# Task details:
Filter the records below for the word "人生难免有挫折". Copy each line that holds it.

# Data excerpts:
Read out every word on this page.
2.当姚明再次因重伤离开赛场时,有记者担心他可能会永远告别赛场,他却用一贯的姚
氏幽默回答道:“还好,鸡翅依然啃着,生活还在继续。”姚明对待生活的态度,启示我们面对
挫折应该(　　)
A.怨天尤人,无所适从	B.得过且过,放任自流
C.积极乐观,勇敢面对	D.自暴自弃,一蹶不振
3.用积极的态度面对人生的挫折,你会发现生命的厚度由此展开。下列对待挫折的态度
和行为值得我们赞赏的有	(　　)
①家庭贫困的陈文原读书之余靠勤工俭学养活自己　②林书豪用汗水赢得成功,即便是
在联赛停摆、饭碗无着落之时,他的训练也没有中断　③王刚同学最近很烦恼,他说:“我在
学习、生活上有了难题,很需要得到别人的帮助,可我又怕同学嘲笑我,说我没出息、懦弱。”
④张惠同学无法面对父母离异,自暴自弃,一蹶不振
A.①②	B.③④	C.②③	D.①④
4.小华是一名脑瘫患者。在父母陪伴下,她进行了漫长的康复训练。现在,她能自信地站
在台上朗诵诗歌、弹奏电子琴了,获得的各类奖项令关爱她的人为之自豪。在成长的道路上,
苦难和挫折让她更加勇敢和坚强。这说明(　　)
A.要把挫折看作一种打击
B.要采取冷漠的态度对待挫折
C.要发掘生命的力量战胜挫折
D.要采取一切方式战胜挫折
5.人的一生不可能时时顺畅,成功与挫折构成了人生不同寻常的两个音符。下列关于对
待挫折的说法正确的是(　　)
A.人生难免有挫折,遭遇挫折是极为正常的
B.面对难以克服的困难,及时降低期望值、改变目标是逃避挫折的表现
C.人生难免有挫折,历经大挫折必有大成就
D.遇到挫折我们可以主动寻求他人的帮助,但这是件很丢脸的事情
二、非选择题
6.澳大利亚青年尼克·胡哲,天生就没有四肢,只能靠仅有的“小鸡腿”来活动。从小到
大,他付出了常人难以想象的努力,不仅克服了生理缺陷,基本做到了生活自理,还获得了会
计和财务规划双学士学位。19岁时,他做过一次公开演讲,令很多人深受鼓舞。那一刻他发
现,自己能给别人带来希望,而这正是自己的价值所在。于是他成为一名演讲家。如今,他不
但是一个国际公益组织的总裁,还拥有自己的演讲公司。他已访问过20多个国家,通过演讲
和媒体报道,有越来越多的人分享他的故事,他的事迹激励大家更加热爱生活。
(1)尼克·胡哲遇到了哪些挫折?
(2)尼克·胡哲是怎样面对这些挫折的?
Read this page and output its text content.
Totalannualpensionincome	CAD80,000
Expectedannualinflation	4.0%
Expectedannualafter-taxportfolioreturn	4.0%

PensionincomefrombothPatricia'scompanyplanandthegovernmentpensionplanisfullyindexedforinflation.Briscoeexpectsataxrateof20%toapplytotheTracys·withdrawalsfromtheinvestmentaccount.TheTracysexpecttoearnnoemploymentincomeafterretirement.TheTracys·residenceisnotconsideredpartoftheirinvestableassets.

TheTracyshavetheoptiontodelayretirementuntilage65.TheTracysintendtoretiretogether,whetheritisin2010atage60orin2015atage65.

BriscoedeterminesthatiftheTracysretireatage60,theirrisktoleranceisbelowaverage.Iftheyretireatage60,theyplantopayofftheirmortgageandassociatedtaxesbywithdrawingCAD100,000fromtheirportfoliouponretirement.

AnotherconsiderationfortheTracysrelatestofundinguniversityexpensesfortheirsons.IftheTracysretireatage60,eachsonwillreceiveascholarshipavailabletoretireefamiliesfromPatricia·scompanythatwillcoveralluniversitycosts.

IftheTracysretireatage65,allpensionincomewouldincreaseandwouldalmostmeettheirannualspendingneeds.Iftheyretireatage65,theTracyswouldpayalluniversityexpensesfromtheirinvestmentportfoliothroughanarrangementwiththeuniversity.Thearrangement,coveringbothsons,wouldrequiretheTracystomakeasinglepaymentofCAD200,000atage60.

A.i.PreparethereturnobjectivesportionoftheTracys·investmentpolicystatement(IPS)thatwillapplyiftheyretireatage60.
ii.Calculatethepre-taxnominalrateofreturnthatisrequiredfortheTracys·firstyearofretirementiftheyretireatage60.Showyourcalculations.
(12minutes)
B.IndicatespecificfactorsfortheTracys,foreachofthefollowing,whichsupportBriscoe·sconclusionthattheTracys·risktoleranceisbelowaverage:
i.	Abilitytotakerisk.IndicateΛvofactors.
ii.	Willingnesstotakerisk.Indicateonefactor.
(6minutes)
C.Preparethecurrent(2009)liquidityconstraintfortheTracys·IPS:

# Solution to the exercise:
A.人生难免有挫折,遭遇挫折是极为正常的
C.人生难免有挫折,历经大挫折必有大成就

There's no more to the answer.